[THE PROBLEM] Search the material below for the string "Pengantar" and list each line that holds it.

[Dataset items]
# # #

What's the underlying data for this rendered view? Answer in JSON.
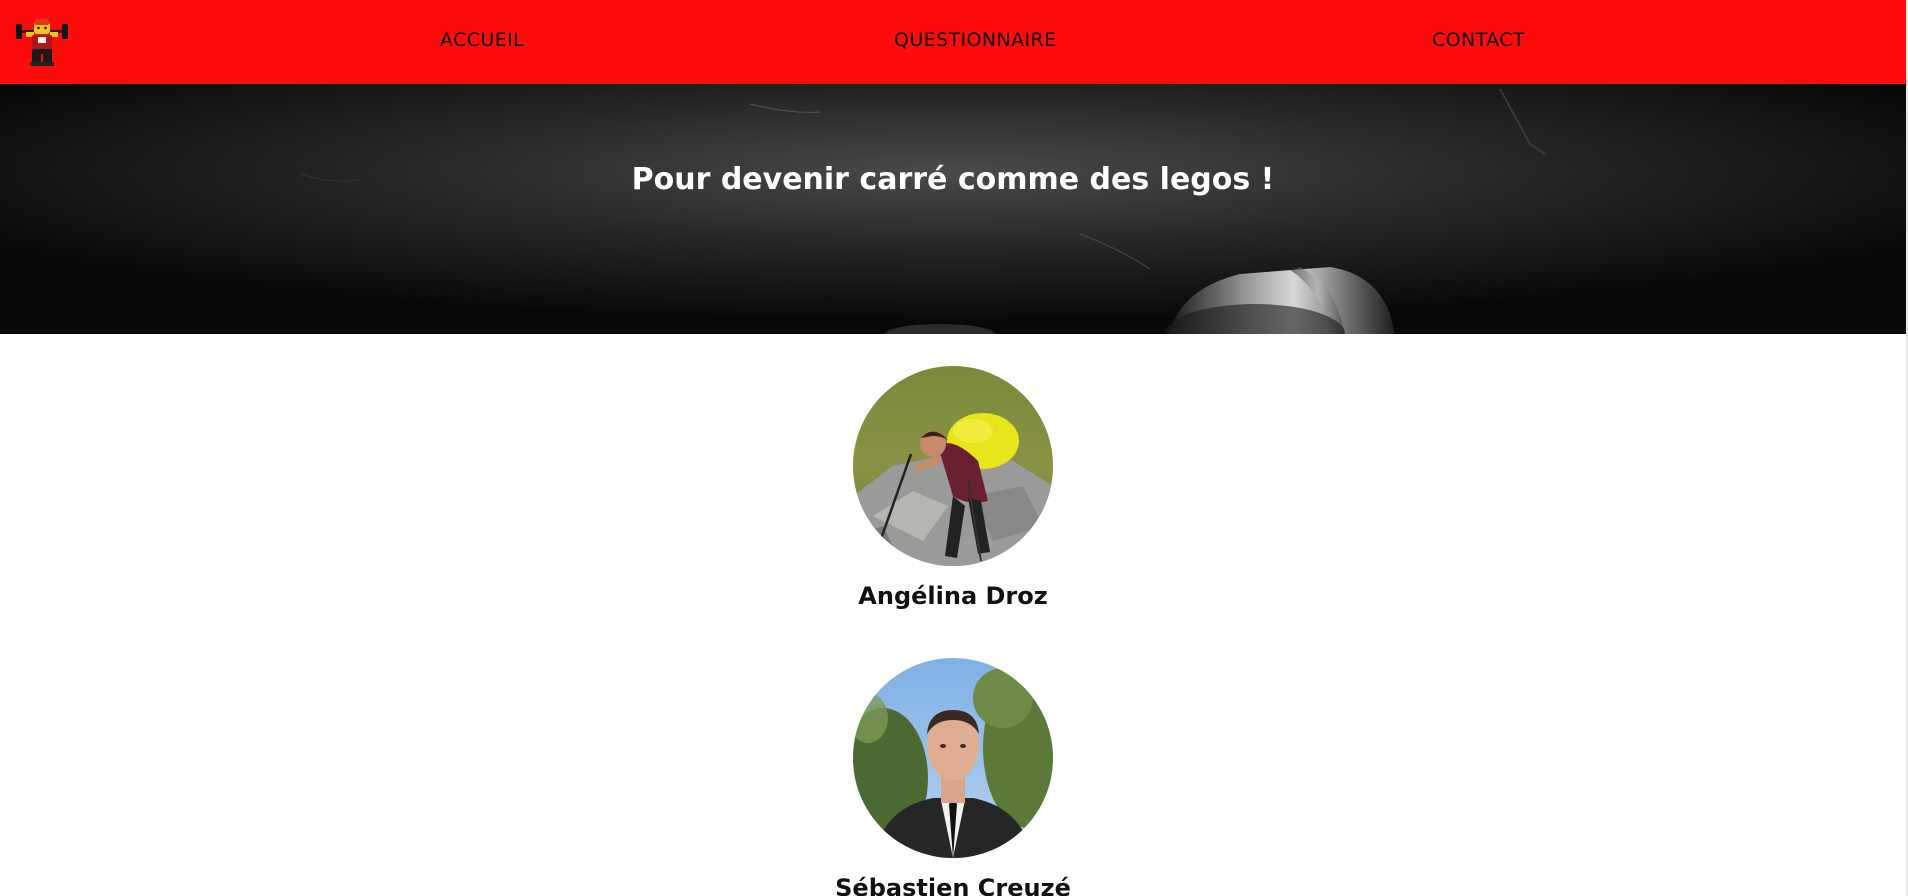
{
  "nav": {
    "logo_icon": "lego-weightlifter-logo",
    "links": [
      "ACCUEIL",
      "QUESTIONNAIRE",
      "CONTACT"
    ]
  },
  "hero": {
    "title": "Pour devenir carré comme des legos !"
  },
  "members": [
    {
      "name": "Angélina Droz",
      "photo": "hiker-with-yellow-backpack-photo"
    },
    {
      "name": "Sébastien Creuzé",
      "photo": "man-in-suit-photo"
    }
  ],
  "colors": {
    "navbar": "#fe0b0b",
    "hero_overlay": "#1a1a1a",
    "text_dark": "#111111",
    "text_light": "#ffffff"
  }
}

# # #

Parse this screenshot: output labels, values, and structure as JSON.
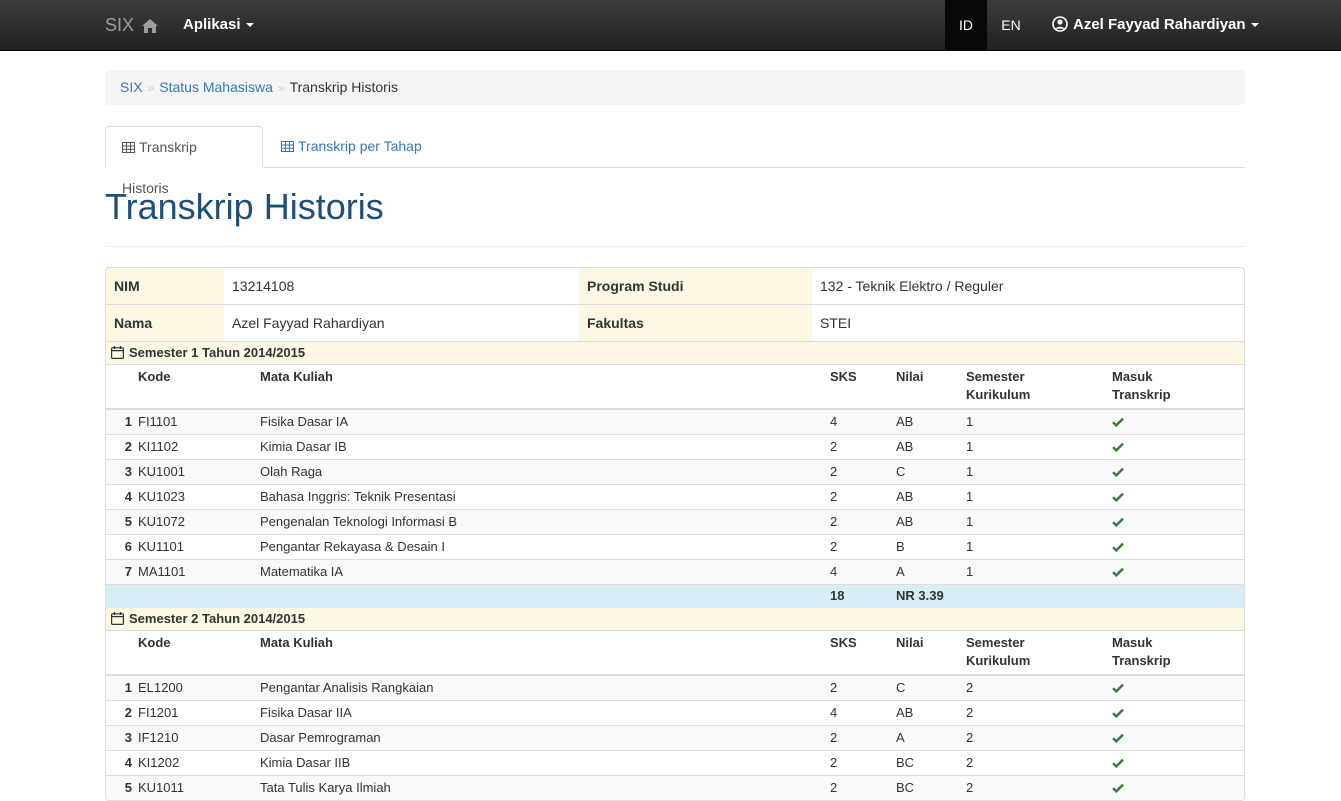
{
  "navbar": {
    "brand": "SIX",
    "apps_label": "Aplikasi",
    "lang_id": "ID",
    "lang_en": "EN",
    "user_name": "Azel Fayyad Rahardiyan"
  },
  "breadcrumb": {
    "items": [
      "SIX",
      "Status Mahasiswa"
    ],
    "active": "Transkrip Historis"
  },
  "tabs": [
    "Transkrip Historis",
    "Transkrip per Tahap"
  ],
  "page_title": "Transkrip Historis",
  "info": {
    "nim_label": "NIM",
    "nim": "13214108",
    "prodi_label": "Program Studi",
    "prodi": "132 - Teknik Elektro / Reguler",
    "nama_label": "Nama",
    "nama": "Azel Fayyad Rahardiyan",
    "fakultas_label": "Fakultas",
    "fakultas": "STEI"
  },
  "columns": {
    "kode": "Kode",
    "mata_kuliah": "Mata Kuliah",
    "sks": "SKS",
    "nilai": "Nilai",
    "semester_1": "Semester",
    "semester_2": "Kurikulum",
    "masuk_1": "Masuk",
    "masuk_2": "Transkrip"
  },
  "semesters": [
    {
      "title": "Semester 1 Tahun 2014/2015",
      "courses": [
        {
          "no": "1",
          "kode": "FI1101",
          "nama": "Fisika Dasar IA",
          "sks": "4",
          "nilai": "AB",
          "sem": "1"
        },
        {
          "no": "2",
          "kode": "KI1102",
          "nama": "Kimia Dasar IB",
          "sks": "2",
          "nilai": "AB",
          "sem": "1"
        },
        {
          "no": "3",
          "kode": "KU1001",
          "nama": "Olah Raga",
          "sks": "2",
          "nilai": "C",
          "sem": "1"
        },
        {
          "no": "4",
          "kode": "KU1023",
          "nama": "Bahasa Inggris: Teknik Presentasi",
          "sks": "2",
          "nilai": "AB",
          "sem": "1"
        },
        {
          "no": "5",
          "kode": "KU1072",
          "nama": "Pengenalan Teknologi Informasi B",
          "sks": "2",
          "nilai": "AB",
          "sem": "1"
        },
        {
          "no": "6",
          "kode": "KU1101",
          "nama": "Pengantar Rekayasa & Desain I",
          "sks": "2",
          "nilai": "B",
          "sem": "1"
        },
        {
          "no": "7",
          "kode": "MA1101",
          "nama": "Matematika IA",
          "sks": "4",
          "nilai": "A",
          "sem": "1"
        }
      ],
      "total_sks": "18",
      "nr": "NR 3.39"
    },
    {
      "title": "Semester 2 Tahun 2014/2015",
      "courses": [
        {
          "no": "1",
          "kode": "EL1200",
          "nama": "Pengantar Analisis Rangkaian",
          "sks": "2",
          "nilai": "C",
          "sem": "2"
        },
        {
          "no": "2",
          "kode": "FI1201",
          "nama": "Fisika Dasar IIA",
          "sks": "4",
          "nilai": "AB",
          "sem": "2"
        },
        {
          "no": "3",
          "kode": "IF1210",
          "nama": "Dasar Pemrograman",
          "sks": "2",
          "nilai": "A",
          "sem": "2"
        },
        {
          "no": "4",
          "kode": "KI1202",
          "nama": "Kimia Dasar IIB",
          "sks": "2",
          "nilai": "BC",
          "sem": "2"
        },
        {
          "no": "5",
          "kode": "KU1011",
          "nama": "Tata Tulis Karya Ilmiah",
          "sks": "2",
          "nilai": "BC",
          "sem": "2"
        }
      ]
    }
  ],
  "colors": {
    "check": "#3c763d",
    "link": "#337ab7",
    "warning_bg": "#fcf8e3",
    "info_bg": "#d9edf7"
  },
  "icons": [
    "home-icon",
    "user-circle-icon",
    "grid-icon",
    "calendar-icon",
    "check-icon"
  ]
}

# # #

[EXERCISE SOLUTION]
          "nama": "Pengantar Rekayasa & Desain I",
          "nama": "Pengantar Analisis Rangkaian",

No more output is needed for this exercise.